文書の抜粋
投影説

(とうえいせつ projectivism)

最初にかれ[人間]がやったのは、自分自身の人格性の諸要素を 外的事物に投映することだった。 それからギリシア人の想像力がそれらの要素をおし拡げて、 完全に人間的な個性を有する擬人的神々をつくりあげた。 だがギリシア人の知性は、遅かれ早かれ、そのような神々が実在しない ことを発見しなければならなかった。 かくして神話は自分自身を追い越して、 精神的世界が存在するということそのことを信じがたいものにした。

---F.M. コーンフォード

Nothing is good or bad, but thinking makes it so.

---William Shakespeare

「評価によってはじめて価値が生じる。 評価がなければ、存在の胡桃はうつろであろう」

(データセットの行)

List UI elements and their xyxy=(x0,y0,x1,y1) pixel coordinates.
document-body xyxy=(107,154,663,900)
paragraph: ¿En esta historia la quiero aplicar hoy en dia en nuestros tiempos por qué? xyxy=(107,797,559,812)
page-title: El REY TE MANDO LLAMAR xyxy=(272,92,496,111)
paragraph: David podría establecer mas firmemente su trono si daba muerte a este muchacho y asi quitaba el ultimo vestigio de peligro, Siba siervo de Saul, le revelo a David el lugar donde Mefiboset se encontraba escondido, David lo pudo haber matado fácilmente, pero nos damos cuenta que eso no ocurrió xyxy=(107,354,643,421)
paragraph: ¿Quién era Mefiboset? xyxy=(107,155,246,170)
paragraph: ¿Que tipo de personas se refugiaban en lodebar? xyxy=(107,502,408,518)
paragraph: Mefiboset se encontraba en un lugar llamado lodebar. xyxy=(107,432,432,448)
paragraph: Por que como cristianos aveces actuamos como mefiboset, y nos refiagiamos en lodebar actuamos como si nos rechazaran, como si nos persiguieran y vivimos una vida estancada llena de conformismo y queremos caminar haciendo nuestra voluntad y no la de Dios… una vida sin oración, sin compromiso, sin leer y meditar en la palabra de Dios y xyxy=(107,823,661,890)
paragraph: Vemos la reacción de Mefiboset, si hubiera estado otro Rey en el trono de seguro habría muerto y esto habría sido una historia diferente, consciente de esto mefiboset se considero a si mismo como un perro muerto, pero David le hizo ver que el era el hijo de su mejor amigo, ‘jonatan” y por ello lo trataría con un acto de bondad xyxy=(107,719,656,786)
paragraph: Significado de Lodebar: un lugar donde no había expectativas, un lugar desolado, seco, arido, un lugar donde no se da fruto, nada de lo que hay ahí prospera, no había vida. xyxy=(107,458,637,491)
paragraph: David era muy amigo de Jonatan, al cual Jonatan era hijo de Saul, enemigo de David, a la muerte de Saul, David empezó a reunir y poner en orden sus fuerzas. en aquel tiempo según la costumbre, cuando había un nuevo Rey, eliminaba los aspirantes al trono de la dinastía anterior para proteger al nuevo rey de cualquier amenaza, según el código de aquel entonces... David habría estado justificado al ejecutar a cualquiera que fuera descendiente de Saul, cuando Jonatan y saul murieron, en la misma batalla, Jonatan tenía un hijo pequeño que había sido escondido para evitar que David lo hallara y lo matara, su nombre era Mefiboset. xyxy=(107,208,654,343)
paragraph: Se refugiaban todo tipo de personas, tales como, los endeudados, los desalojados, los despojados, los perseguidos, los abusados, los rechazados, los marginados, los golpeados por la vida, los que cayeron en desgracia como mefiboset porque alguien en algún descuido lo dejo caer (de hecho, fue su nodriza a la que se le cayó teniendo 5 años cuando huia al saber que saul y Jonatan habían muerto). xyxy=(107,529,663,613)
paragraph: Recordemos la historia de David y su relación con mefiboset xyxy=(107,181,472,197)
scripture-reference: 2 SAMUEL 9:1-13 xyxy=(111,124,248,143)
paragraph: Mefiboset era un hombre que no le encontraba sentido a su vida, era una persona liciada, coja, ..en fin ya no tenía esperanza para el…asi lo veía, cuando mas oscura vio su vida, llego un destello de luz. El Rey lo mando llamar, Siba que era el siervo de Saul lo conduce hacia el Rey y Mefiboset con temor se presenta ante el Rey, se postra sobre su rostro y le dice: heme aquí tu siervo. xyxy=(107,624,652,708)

課題
a) 投影説の抜粋によれば、ギリシア人の知性が遅かれ早かれ発見しなければならなかったのは何か。
b) 投影説の抜粋のうち、「(とうえいせつ projectivism)」を含む語句で始まり「makes it so.」で終わる部分を一字一句たがえずに書き写せ。

解答
a) 擬人的な神々が実在しないこと。

b)
(とうえいせつ projectivism)

最初にかれ[人間]がやったのは、自分自身の人格性の諸要素を 外的事物に投映することだった。 それからギリシア人の想像力がそれらの要素をおし拡げて、 完全に人間的な個性を有する擬人的神々をつくりあげた。 だがギリシア人の知性は、遅かれ早かれ、そのような神々が実在しない ことを発見しなければならなかった。 かくして神話は自分自身を追い越して、 精神的世界が存在するということそのことを信じがたいものにした。

---F.M. コーンフォード

Nothing is good or bad, but thinking makes it so.